YOUR TASK: Copy the data exactly; pictures stay out of the copy.

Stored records
------------------------
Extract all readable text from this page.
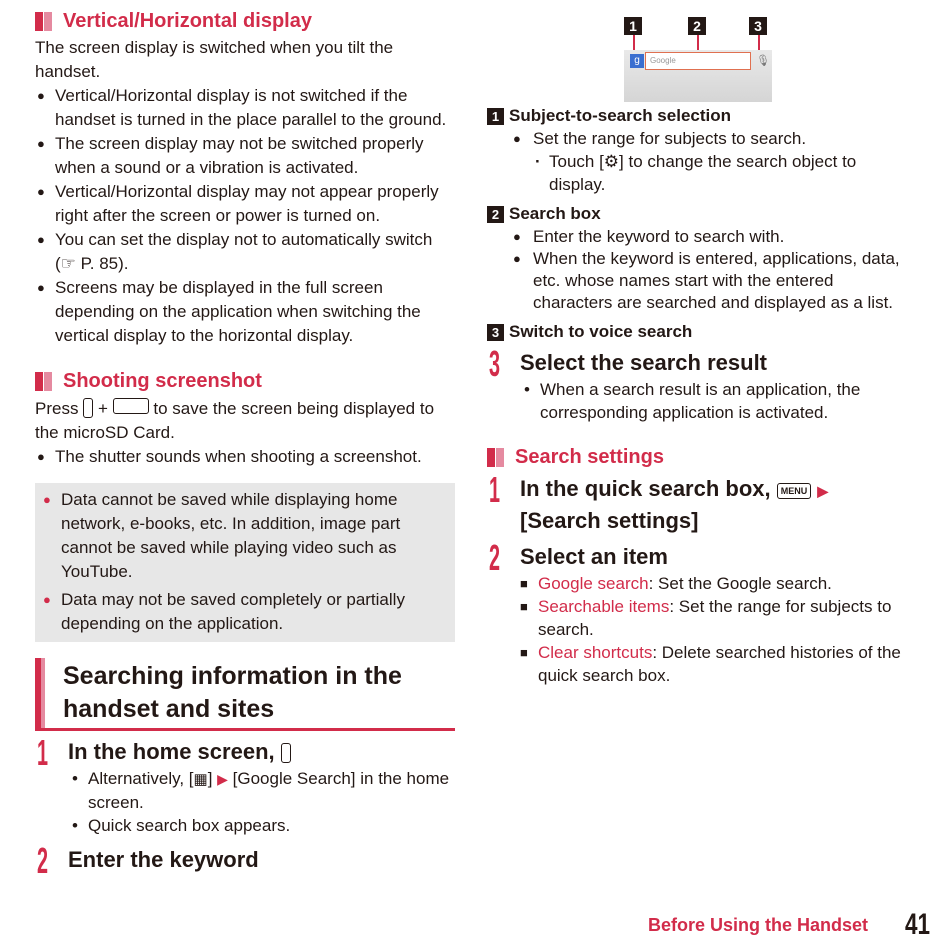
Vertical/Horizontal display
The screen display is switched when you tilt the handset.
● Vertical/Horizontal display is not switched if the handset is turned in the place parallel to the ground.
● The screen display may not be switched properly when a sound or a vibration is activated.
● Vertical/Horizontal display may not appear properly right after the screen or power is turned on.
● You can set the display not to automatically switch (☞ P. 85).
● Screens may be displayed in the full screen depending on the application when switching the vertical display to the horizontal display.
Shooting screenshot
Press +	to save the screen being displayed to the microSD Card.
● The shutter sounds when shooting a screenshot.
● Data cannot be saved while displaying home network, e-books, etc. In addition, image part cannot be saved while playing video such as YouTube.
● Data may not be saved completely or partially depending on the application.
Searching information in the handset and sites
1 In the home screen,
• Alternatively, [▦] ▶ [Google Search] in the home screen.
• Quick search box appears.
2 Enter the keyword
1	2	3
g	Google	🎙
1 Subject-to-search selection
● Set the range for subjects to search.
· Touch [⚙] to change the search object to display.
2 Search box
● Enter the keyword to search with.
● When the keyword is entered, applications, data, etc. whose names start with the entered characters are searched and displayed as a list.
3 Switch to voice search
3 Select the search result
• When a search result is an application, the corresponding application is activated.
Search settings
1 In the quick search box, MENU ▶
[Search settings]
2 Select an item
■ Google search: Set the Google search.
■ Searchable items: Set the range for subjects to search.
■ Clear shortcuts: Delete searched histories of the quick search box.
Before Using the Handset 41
------------------------
SOLVED EXERCISE:
Extract all readable text from this page.
Vertical/Horizontal display
The screen display is switched when you tilt the handset.
● Vertical/Horizontal display is not switched if the handset is turned in the place parallel to the ground.
● The screen display may not be switched properly when a sound or a vibration is activated.
● Vertical/Horizontal display may not appear properly right after the screen or power is turned on.
● You can set the display not to automatically switch (☞ P. 85).
● Screens may be displayed in the full screen depending on the application when switching the vertical display to the horizontal display.
Shooting screenshot
Press +	to save the screen being displayed to the microSD Card.
● The shutter sounds when shooting a screenshot.
● Data cannot be saved while displaying home network, e-books, etc. In addition, image part cannot be saved while playing video such as YouTube.
● Data may not be saved completely or partially depending on the application.
Searching information in the handset and sites
1 In the home screen,
• Alternatively, [▦] ▶ [Google Search] in the home screen.
• Quick search box appears.
2 Enter the keyword
1	2	3
g	Google	🎙
1 Subject-to-search selection
● Set the range for subjects to search.
· Touch [⚙] to change the search object to display.
2 Search box
● Enter the keyword to search with.
● When the keyword is entered, applications, data, etc. whose names start with the entered characters are searched and displayed as a list.
3 Switch to voice search
3 Select the search result
• When a search result is an application, the corresponding application is activated.
Search settings
1 In the quick search box, MENU ▶
[Search settings]
2 Select an item
■ Google search: Set the Google search.
■ Searchable items: Set the range for subjects to search.
■ Clear shortcuts: Delete searched histories of the quick search box.
Before Using the Handset 41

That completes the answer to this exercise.